§ Your task: Exactly reproduce the entries, dropping any pictures from your copy.

§ Listed entries:
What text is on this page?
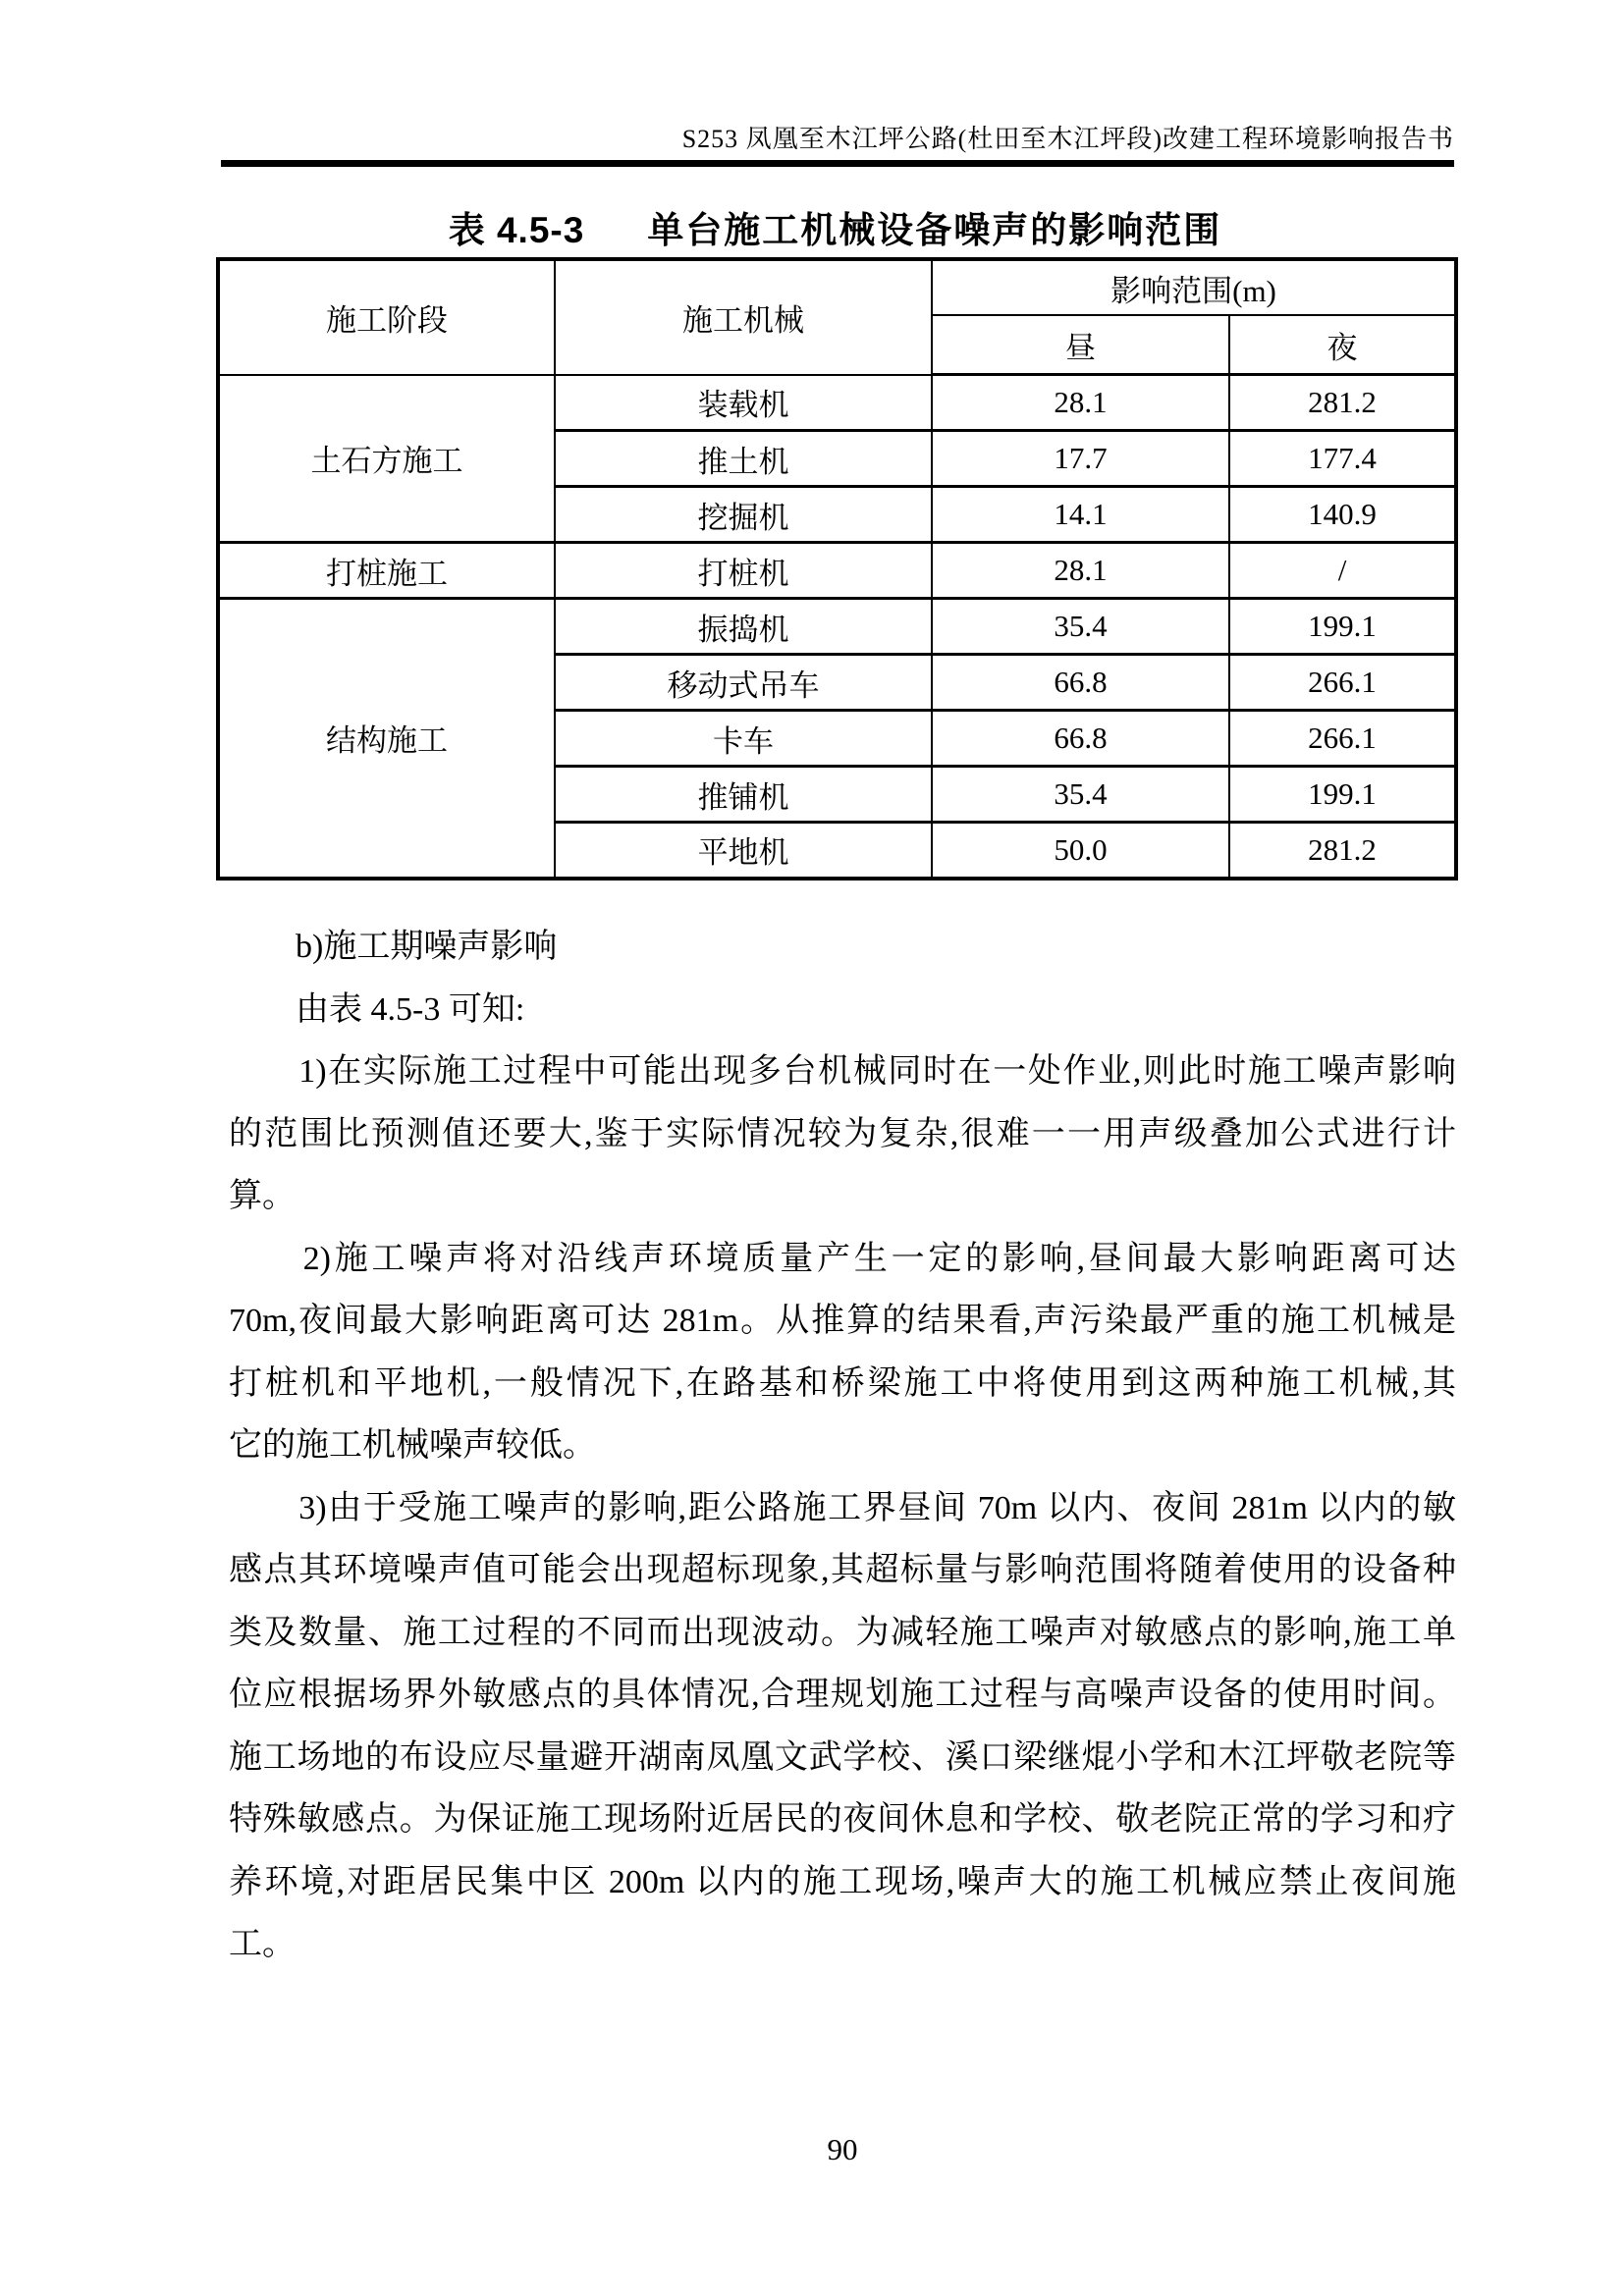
S253 凤凰至木江坪公路(杜田至木江坪段)改建工程环境影响报告书
表 4.5-3 单台施工机械设备噪声的影响范围
施工阶段	施工机械	影响范围(m)	
		昼	夜
土石方施工	装载机	28.1	281.2
	推土机	17.7	177.4
	挖掘机	14.1	140.9
打桩施工	打桩机	28.1	/
结构施工	振捣机	35.4	199.1
	移动式吊车	66.8	266.1
	卡车	66.8	266.1
	推铺机	35.4	199.1
	平地机	50.0	281.2
　　b)施工期噪声影响
　　由表 4.5-3 可知:
　　1)在实际施工过程中可能出现多台机械同时在一处作业,则此时施工噪声影响
的范围比预测值还要大,鉴于实际情况较为复杂,很难一一用声级叠加公式进行计
算。
　　2)施工噪声将对沿线声环境质量产生一定的影响,昼间最大影响距离可达
70m,夜间最大影响距离可达 281m。从推算的结果看,声污染最严重的施工机械是
打桩机和平地机,一般情况下,在路基和桥梁施工中将使用到这两种施工机械,其
它的施工机械噪声较低。
　　3)由于受施工噪声的影响,距公路施工界昼间 70m 以内、夜间 281m 以内的敏
感点其环境噪声值可能会出现超标现象,其超标量与影响范围将随着使用的设备种
类及数量、施工过程的不同而出现波动。为减轻施工噪声对敏感点的影响,施工单
位应根据场界外敏感点的具体情况,合理规划施工过程与高噪声设备的使用时间。
施工场地的布设应尽量避开湖南凤凰文武学校、溪口梁继焜小学和木江坪敬老院等
特殊敏感点。为保证施工现场附近居民的夜间休息和学校、敬老院正常的学习和疗
养环境,对距居民集中区 200m 以内的施工现场,噪声大的施工机械应禁止夜间施
工。
90
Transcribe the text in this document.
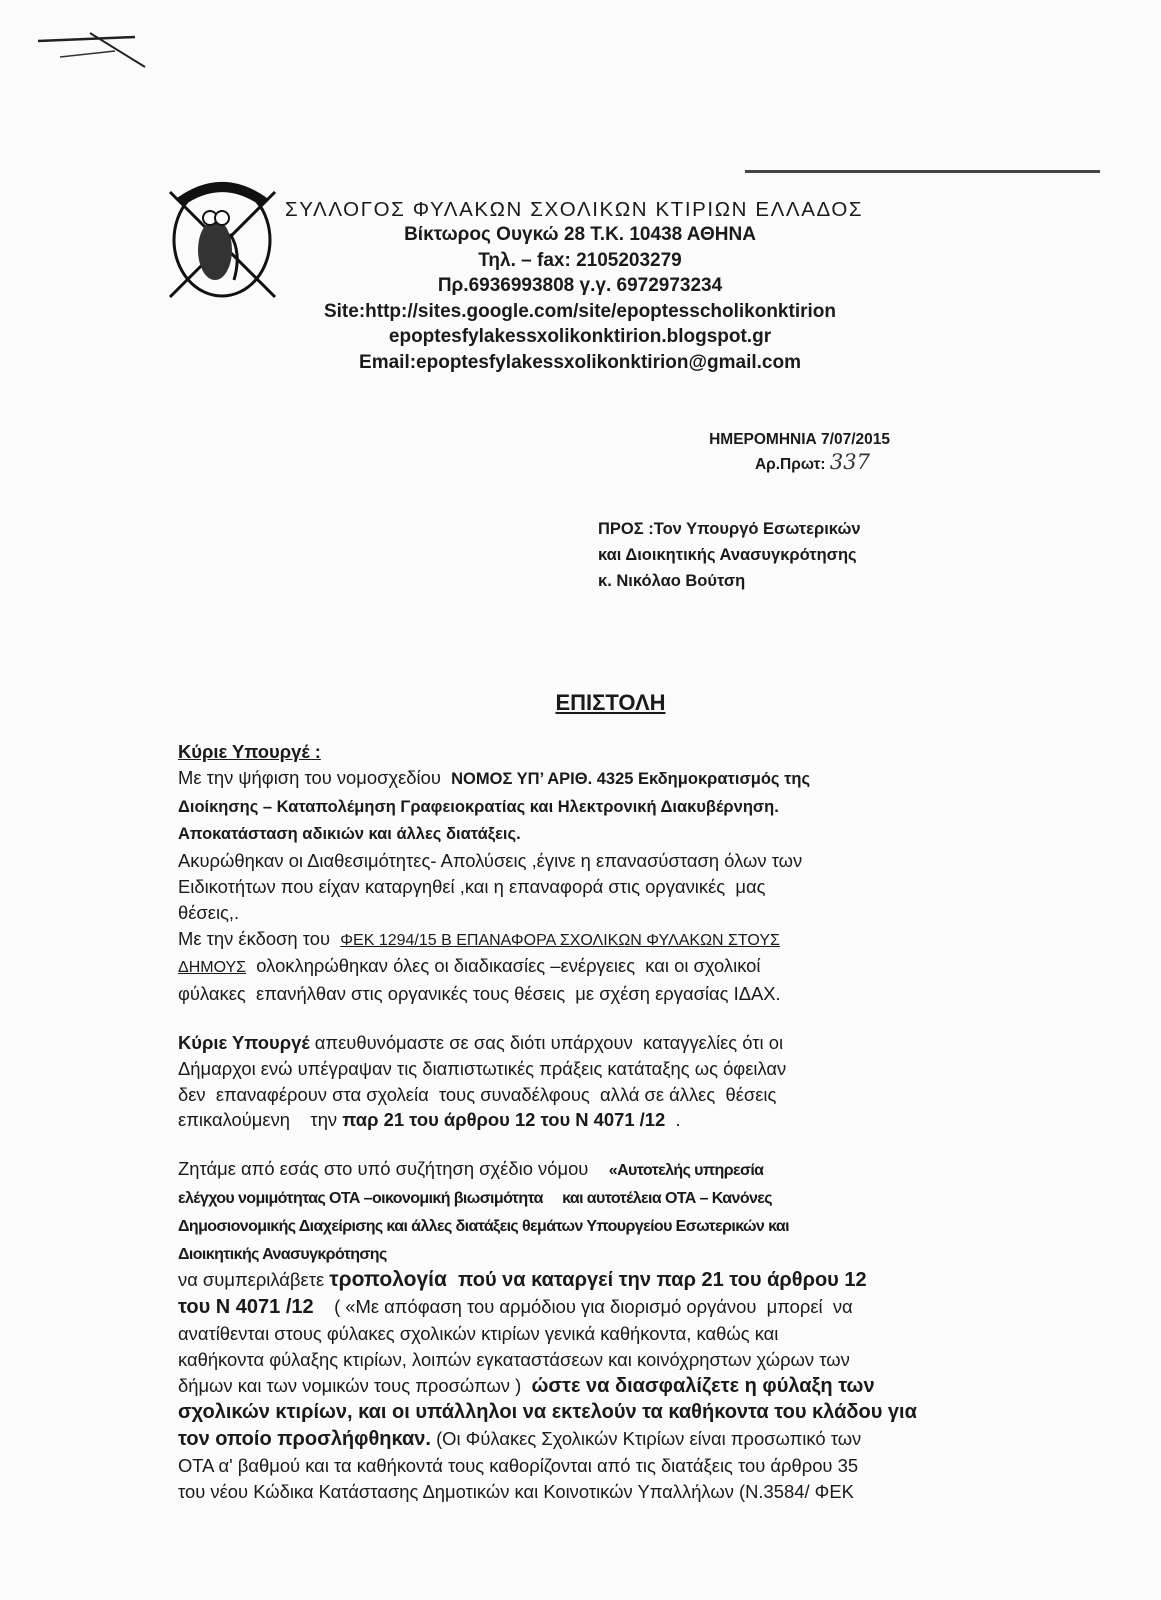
ΣΥΛΛΟΓΟΣ ΦΥΛΑΚΩΝ ΣΧΟΛΙΚΩΝ ΚΤΙΡΙΩΝ ΕΛΛΑΔΟΣ
Βίκτωρος Ουγκώ 28 Τ.Κ. 10438 ΑΘΗΝΑ
Τηλ. – fax: 2105203279
Πρ.6936993808 γ.γ. 6972973234
Site:http://sites.google.com/site/epoptesscholikonktirion
epoptesfylakessxolikonktirion.blogspot.gr
Email:epoptesfylakessxolikonktirion@gmail.com
ΗΜΕΡΟΜΗΝΙΑ 7/07/2015
Αρ.Πρωτ: 337
ΠΡΟΣ :Τον Υπουργό Εσωτερικών
και Διοικητικής Ανασυγκρότησης
κ. Νικόλαο Βούτση
ΕΠΙΣΤΟΛΗ
Κύριε Υπουργέ :
Με την ψήφιση του νομοσχεδίου  ΝΟΜΟΣ ΥΠ’ ΑΡΙΘ. 4325 Εκδημοκρατισμός της
Διοίκησης – Καταπολέμηση Γραφειοκρατίας και Ηλεκτρονική Διακυβέρνηση.
Αποκατάσταση αδικιών και άλλες διατάξεις.
Ακυρώθηκαν οι Διαθεσιμότητες- Απολύσεις ,έγινε η επανασύσταση όλων των
Ειδικοτήτων που είχαν καταργηθεί ,και η επαναφορά στις οργανικές  μας
θέσεις,.
Με την έκδοση του  ΦΕΚ 1294/15 Β ΕΠΑΝΑΦΟΡΑ ΣΧΟΛΙΚΩΝ ΦΥΛΑΚΩΝ ΣΤΟΥΣ
ΔΗΜΟΥΣ  ολοκληρώθηκαν όλες οι διαδικασίες –ενέργειες  και οι σχολικοί
φύλακες  επανήλθαν στις οργανικές τους θέσεις  με σχέση εργασίας ΙΔΑΧ.
Κύριε Υπουργέ απευθυνόμαστε σε σας διότι υπάρχουν  καταγγελίες ότι οι
Δήμαρχοι ενώ υπέγραψαν τις διαπιστωτικές πράξεις κατάταξης ως όφειλαν
δεν  επαναφέρουν στα σχολεία  τους συναδέλφους  αλλά σε άλλες  θέσεις
επικαλούμενη    την παρ 21 του άρθρου 12 του Ν 4071 /12  .
Ζητάμε από εσάς στο υπό συζήτηση σχέδιο νόμου    «Αυτοτελής υπηρεσία
ελέγχου νομιμότητας ΟΤΑ –οικονομική βιωσιμότητα     και αυτοτέλεια ΟΤΑ – Κανόνες
Δημοσιονομικής Διαχείρισης και άλλες διατάξεις θεμάτων Υπουργείου Εσωτερικών και
Διοικητικής Ανασυγκρότησης
να συμπεριλάβετε τροπολογία  πού να καταργεί την παρ 21 του άρθρου 12
του Ν 4071 /12    ( «Με απόφαση του αρμόδιου για διορισμό οργάνου  μπορεί  να
ανατίθενται στους φύλακες σχολικών κτιρίων γενικά καθήκοντα, καθώς και
καθήκοντα φύλαξης κτιρίων, λοιπών εγκαταστάσεων και κοινόχρηστων χώρων των
δήμων και των νομικών τους προσώπων )  ώστε να διασφαλίζετε η φύλαξη των
σχολικών κτιρίων, και οι υπάλληλοι να εκτελούν τα καθήκοντα του κλάδου για
τον οποίο προσλήφθηκαν. (Οι Φύλακες Σχολικών Κτιρίων είναι προσωπικό των
ΟΤΑ α' βαθμού και τα καθήκοντά τους καθορίζονται από τις διατάξεις του άρθρου 35
του νέου Κώδικα Κατάστασης Δημοτικών και Κοινοτικών Υπαλλήλων (Ν.3584/ ΦΕΚ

§ Exercise solution:
What text is on this page?
S253 凤凰至木江坪公路(杜田至木江坪段)改建工程环境影响报告书
表 4.5-3 单台施工机械设备噪声的影响范围
施工阶段	施工机械	影响范围(m)	
		昼	夜
土石方施工	装载机	28.1	281.2
	推土机	17.7	177.4
	挖掘机	14.1	140.9
打桩施工	打桩机	28.1	/
结构施工	振捣机	35.4	199.1
	移动式吊车	66.8	266.1
	卡车	66.8	266.1
	推铺机	35.4	199.1
	平地机	50.0	281.2
　　b)施工期噪声影响
　　由表 4.5-3 可知:
　　1)在实际施工过程中可能出现多台机械同时在一处作业,则此时施工噪声影响
的范围比预测值还要大,鉴于实际情况较为复杂,很难一一用声级叠加公式进行计
算。
　　2)施工噪声将对沿线声环境质量产生一定的影响,昼间最大影响距离可达
70m,夜间最大影响距离可达 281m。从推算的结果看,声污染最严重的施工机械是
打桩机和平地机,一般情况下,在路基和桥梁施工中将使用到这两种施工机械,其
它的施工机械噪声较低。
　　3)由于受施工噪声的影响,距公路施工界昼间 70m 以内、夜间 281m 以内的敏
感点其环境噪声值可能会出现超标现象,其超标量与影响范围将随着使用的设备种
类及数量、施工过程的不同而出现波动。为减轻施工噪声对敏感点的影响,施工单
位应根据场界外敏感点的具体情况,合理规划施工过程与高噪声设备的使用时间。
施工场地的布设应尽量避开湖南凤凰文武学校、溪口梁继焜小学和木江坪敬老院等
特殊敏感点。为保证施工现场附近居民的夜间休息和学校、敬老院正常的学习和疗
养环境,对距居民集中区 200m 以内的施工现场,噪声大的施工机械应禁止夜间施
工。
90
Transcribe the text in this document.
ΣΥΛΛΟΓΟΣ ΦΥΛΑΚΩΝ ΣΧΟΛΙΚΩΝ ΚΤΙΡΙΩΝ ΕΛΛΑΔΟΣ
Βίκτωρος Ουγκώ 28 Τ.Κ. 10438 ΑΘΗΝΑ
Τηλ. – fax: 2105203279
Πρ.6936993808 γ.γ. 6972973234
Site:http://sites.google.com/site/epoptesscholikonktirion
epoptesfylakessxolikonktirion.blogspot.gr
Email:epoptesfylakessxolikonktirion@gmail.com
ΗΜΕΡΟΜΗΝΙΑ 7/07/2015
Αρ.Πρωτ: 337
ΠΡΟΣ :Τον Υπουργό Εσωτερικών
και Διοικητικής Ανασυγκρότησης
κ. Νικόλαο Βούτση
ΕΠΙΣΤΟΛΗ
Κύριε Υπουργέ :
Με την ψήφιση του νομοσχεδίου  ΝΟΜΟΣ ΥΠ’ ΑΡΙΘ. 4325 Εκδημοκρατισμός της
Διοίκησης – Καταπολέμηση Γραφειοκρατίας και Ηλεκτρονική Διακυβέρνηση.
Αποκατάσταση αδικιών και άλλες διατάξεις.
Ακυρώθηκαν οι Διαθεσιμότητες- Απολύσεις ,έγινε η επανασύσταση όλων των
Ειδικοτήτων που είχαν καταργηθεί ,και η επαναφορά στις οργανικές  μας
θέσεις,.
Με την έκδοση του  ΦΕΚ 1294/15 Β ΕΠΑΝΑΦΟΡΑ ΣΧΟΛΙΚΩΝ ΦΥΛΑΚΩΝ ΣΤΟΥΣ
ΔΗΜΟΥΣ  ολοκληρώθηκαν όλες οι διαδικασίες –ενέργειες  και οι σχολικοί
φύλακες  επανήλθαν στις οργανικές τους θέσεις  με σχέση εργασίας ΙΔΑΧ.
Κύριε Υπουργέ απευθυνόμαστε σε σας διότι υπάρχουν  καταγγελίες ότι οι
Δήμαρχοι ενώ υπέγραψαν τις διαπιστωτικές πράξεις κατάταξης ως όφειλαν
δεν  επαναφέρουν στα σχολεία  τους συναδέλφους  αλλά σε άλλες  θέσεις
επικαλούμενη    την παρ 21 του άρθρου 12 του Ν 4071 /12  .
Ζητάμε από εσάς στο υπό συζήτηση σχέδιο νόμου    «Αυτοτελής υπηρεσία
ελέγχου νομιμότητας ΟΤΑ –οικονομική βιωσιμότητα     και αυτοτέλεια ΟΤΑ – Κανόνες
Δημοσιονομικής Διαχείρισης και άλλες διατάξεις θεμάτων Υπουργείου Εσωτερικών και
Διοικητικής Ανασυγκρότησης
να συμπεριλάβετε τροπολογία  πού να καταργεί την παρ 21 του άρθρου 12
του Ν 4071 /12    ( «Με απόφαση του αρμόδιου για διορισμό οργάνου  μπορεί  να
ανατίθενται στους φύλακες σχολικών κτιρίων γενικά καθήκοντα, καθώς και
καθήκοντα φύλαξης κτιρίων, λοιπών εγκαταστάσεων και κοινόχρηστων χώρων των
δήμων και των νομικών τους προσώπων )  ώστε να διασφαλίζετε η φύλαξη των
σχολικών κτιρίων, και οι υπάλληλοι να εκτελούν τα καθήκοντα του κλάδου για
τον οποίο προσλήφθηκαν. (Οι Φύλακες Σχολικών Κτιρίων είναι προσωπικό των
ΟΤΑ α' βαθμού και τα καθήκοντά τους καθορίζονται από τις διατάξεις του άρθρου 35
του νέου Κώδικα Κατάστασης Δημοτικών και Κοινοτικών Υπαλλήλων (Ν.3584/ ΦΕΚ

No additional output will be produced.